**TASK BRIEF**
Gather all lines in the data that hold the string "name".

**Stored dataset items**

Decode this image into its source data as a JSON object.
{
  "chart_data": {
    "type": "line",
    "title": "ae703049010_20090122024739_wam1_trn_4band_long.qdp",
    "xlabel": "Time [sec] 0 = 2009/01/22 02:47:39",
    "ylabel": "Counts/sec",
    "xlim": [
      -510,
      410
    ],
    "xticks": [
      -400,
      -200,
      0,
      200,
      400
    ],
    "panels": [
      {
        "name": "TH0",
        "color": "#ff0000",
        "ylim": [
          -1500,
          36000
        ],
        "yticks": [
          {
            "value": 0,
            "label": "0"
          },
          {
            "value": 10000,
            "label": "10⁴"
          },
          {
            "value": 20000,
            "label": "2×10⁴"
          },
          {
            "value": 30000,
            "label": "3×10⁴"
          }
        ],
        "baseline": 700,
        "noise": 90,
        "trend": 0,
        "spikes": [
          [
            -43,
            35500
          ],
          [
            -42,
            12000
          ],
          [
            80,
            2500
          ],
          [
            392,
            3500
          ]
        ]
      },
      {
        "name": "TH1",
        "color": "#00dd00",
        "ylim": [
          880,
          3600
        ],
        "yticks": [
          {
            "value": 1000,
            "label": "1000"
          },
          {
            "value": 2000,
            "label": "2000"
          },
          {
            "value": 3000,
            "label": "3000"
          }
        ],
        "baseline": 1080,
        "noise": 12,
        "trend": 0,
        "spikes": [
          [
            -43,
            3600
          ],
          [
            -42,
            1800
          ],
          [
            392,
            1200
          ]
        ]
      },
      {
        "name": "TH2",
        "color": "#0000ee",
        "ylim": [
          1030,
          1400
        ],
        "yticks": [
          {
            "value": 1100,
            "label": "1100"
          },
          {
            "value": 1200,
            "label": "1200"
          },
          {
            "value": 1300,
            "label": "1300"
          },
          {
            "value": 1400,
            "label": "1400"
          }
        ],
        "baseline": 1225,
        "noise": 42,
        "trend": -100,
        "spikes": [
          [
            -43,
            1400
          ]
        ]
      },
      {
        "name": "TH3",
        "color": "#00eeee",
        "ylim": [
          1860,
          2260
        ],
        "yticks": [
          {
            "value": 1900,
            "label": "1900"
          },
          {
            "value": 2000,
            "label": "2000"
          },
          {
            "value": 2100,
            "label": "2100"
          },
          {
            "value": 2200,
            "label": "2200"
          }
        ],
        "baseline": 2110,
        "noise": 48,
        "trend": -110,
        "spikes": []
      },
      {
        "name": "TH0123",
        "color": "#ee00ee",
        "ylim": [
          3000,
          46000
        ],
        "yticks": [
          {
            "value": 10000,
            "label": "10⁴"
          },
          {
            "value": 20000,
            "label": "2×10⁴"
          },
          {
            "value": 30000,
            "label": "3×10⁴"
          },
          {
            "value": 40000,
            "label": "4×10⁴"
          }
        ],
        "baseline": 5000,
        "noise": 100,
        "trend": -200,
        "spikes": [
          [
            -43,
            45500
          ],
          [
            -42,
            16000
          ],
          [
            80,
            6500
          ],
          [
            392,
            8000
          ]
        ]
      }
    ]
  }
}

**RESULT FOR THIS EXERCISE**
        "name": "TH0",
        "name": "TH1",
        "name": "TH2",
        "name": "TH3",
        "name": "TH0123",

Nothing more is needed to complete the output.